#### WORK REQUIRED:
The entries that follow need to be reproduced exactly, minus any images.

Document page transcription items
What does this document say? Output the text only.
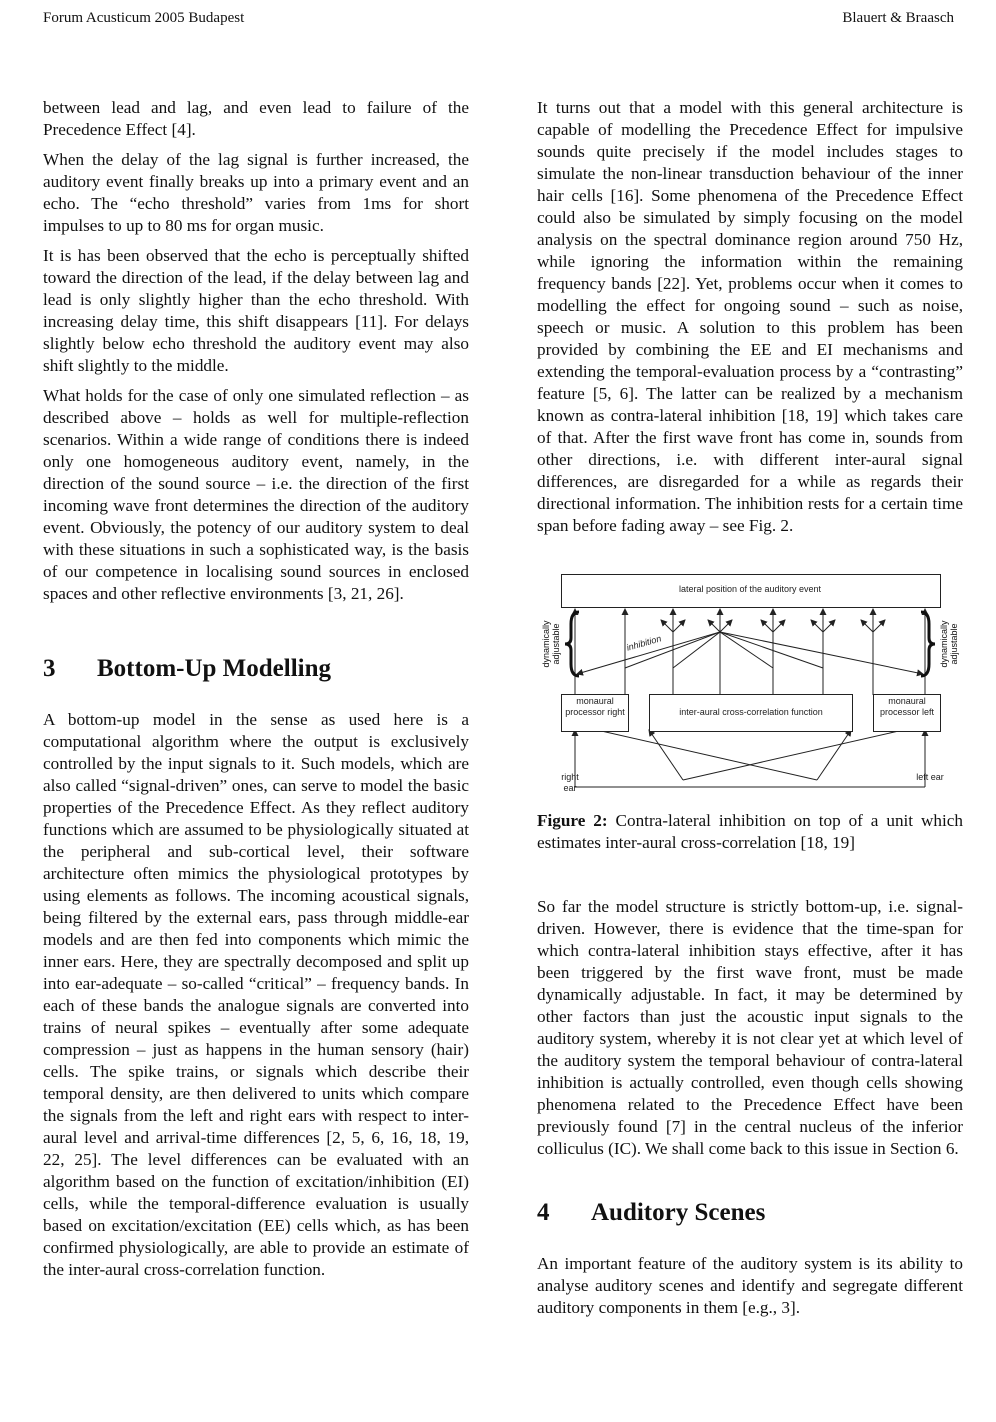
Forum Acusticum 2005 Budapest	Blauert & Braasch

between lead and lag, and even lead to failure of the Precedence Effect [4].

When the delay of the lag signal is further increased, the auditory event finally breaks up into a primary event and an echo. The “echo threshold” varies from 1ms for short impulses to up to 80 ms for organ music.

It is has been observed that the echo is perceptually shifted toward the direction of the lead, if the delay between lag and lead is only slightly higher than the echo threshold. With increasing delay time, this shift disappears [11]. For delays slightly below echo threshold the auditory event may also shift slightly to the middle.

What holds for the case of only one simulated reflection – as described above – holds as well for multiple-reflection scenarios. Within a wide range of conditions there is indeed only one homogeneous auditory event, namely, in the direction of the sound source – i.e. the direction of the first incoming wave front determines the direction of the auditory event. Obviously, the potency of our auditory system to deal with these situations in such a sophisticated way, is the basis of our competence in localising sound sources in enclosed spaces and other reflective environments [3, 21, 26].

3 Bottom-Up Modelling

A bottom-up model in the sense as used here is a computational algorithm where the output is exclusively controlled by the input signals to it. Such models, which are also called “signal-driven” ones, can serve to model the basic properties of the Precedence Effect. As they reflect auditory functions which are assumed to be physiologically situated at the peripheral and sub-cortical level, their software architecture often mimics the physiological prototypes by using elements as follows. The incoming acoustical signals, being filtered by the external ears, pass through middle-ear models and are then fed into components which mimic the inner ears. Here, they are spectrally decomposed and split up into ear-adequate – so-called “critical” – frequency bands. In each of these bands the analogue signals are converted into trains of neural spikes – eventually after some adequate compression – just as happens in the human sensory (hair) cells. The spike trains, or signals which describe their temporal density, are then delivered to units which compare the signals from the left and right ears with respect to inter-aural level and arrival-time differences [2, 5, 6, 16, 18, 19, 22, 25]. The level differences can be evaluated with an algorithm based on the function of excitation/inhibition (EI) cells, while the temporal-difference evaluation is usually based on excitation/excitation (EE) cells which, as has been confirmed physiologically, are able to provide an estimate of the inter-aural cross-correlation function.

It turns out that a model with this general architecture is capable of modelling the Precedence Effect for impulsive sounds quite precisely if the model includes stages to simulate the non-linear transduction behaviour of the inner hair cells [16]. Some phenomena of the Precedence Effect could also be simulated by simply focusing on the model analysis on the spectral dominance region around 750 Hz, while ignoring the information within the remaining frequency bands [22]. Yet, problems occur when it comes to modelling the effect for ongoing sound – such as noise, speech or music. A solution to this problem has been provided by combining the EE and EI mechanisms and extending the temporal-evaluation process by a “contrasting” feature [5, 6]. The latter can be realized by a mechanism known as contra-lateral inhibition [18, 19] which takes care of that. After the first wave front has come in, sounds from other directions, i.e. with different inter-aural signal differences, are disregarded for a while as regards their directional information. The inhibition rests for a certain time span before fading away – see Fig. 2.

lateral position of the auditory event
dynamically adjustable	dynamically adjustable
inhibition
monaural processor right	inter-aural cross-correlation function
monaural processor left
right ear
left ear
Figure 2: Contra-lateral inhibition on top of a unit which estimates inter-aural cross-correlation [18, 19]

So far the model structure is strictly bottom-up, i.e. signal-driven. However, there is evidence that the time-span for which contra-lateral inhibition stays effective, after it has been triggered by the first wave front, must be made dynamically adjustable. In fact, it may be determined by other factors than just the acoustic input signals to the auditory system, whereby it is not clear yet at which level of the auditory system the temporal behaviour of contra-lateral inhibition is actually controlled, even though cells showing phenomena related to the Precedence Effect have been previously found [7] in the central nucleus of the inferior colliculus (IC). We shall come back to this issue in Section 6.

4 Auditory Scenes

An important feature of the auditory system is its ability to analyse auditory scenes and identify and segregate different auditory components in them [e.g., 3].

#### ANSWER BOX:
What does this document say? Output the text only.
Forum Acusticum 2005 Budapest	Blauert & Braasch

between lead and lag, and even lead to failure of the Precedence Effect [4].

When the delay of the lag signal is further increased, the auditory event finally breaks up into a primary event and an echo. The “echo threshold” varies from 1ms for short impulses to up to 80 ms for organ music.

It is has been observed that the echo is perceptually shifted toward the direction of the lead, if the delay between lag and lead is only slightly higher than the echo threshold. With increasing delay time, this shift disappears [11]. For delays slightly below echo threshold the auditory event may also shift slightly to the middle.

What holds for the case of only one simulated reflection – as described above – holds as well for multiple-reflection scenarios. Within a wide range of conditions there is indeed only one homogeneous auditory event, namely, in the direction of the sound source – i.e. the direction of the first incoming wave front determines the direction of the auditory event. Obviously, the potency of our auditory system to deal with these situations in such a sophisticated way, is the basis of our competence in localising sound sources in enclosed spaces and other reflective environments [3, 21, 26].

3 Bottom-Up Modelling

A bottom-up model in the sense as used here is a computational algorithm where the output is exclusively controlled by the input signals to it. Such models, which are also called “signal-driven” ones, can serve to model the basic properties of the Precedence Effect. As they reflect auditory functions which are assumed to be physiologically situated at the peripheral and sub-cortical level, their software architecture often mimics the physiological prototypes by using elements as follows. The incoming acoustical signals, being filtered by the external ears, pass through middle-ear models and are then fed into components which mimic the inner ears. Here, they are spectrally decomposed and split up into ear-adequate – so-called “critical” – frequency bands. In each of these bands the analogue signals are converted into trains of neural spikes – eventually after some adequate compression – just as happens in the human sensory (hair) cells. The spike trains, or signals which describe their temporal density, are then delivered to units which compare the signals from the left and right ears with respect to inter-aural level and arrival-time differences [2, 5, 6, 16, 18, 19, 22, 25]. The level differences can be evaluated with an algorithm based on the function of excitation/inhibition (EI) cells, while the temporal-difference evaluation is usually based on excitation/excitation (EE) cells which, as has been confirmed physiologically, are able to provide an estimate of the inter-aural cross-correlation function.

It turns out that a model with this general architecture is capable of modelling the Precedence Effect for impulsive sounds quite precisely if the model includes stages to simulate the non-linear transduction behaviour of the inner hair cells [16]. Some phenomena of the Precedence Effect could also be simulated by simply focusing on the model analysis on the spectral dominance region around 750 Hz, while ignoring the information within the remaining frequency bands [22]. Yet, problems occur when it comes to modelling the effect for ongoing sound – such as noise, speech or music. A solution to this problem has been provided by combining the EE and EI mechanisms and extending the temporal-evaluation process by a “contrasting” feature [5, 6]. The latter can be realized by a mechanism known as contra-lateral inhibition [18, 19] which takes care of that. After the first wave front has come in, sounds from other directions, i.e. with different inter-aural signal differences, are disregarded for a while as regards their directional information. The inhibition rests for a certain time span before fading away – see Fig. 2.

lateral position of the auditory event
dynamically adjustable	dynamically adjustable
inhibition
monaural processor right	inter-aural cross-correlation function
monaural processor left
right ear
left ear
Figure 2: Contra-lateral inhibition on top of a unit which estimates inter-aural cross-correlation [18, 19]

So far the model structure is strictly bottom-up, i.e. signal-driven. However, there is evidence that the time-span for which contra-lateral inhibition stays effective, after it has been triggered by the first wave front, must be made dynamically adjustable. In fact, it may be determined by other factors than just the acoustic input signals to the auditory system, whereby it is not clear yet at which level of the auditory system the temporal behaviour of contra-lateral inhibition is actually controlled, even though cells showing phenomena related to the Precedence Effect have been previously found [7] in the central nucleus of the inferior colliculus (IC). We shall come back to this issue in Section 6.

4 Auditory Scenes

An important feature of the auditory system is its ability to analyse auditory scenes and identify and segregate different auditory components in them [e.g., 3].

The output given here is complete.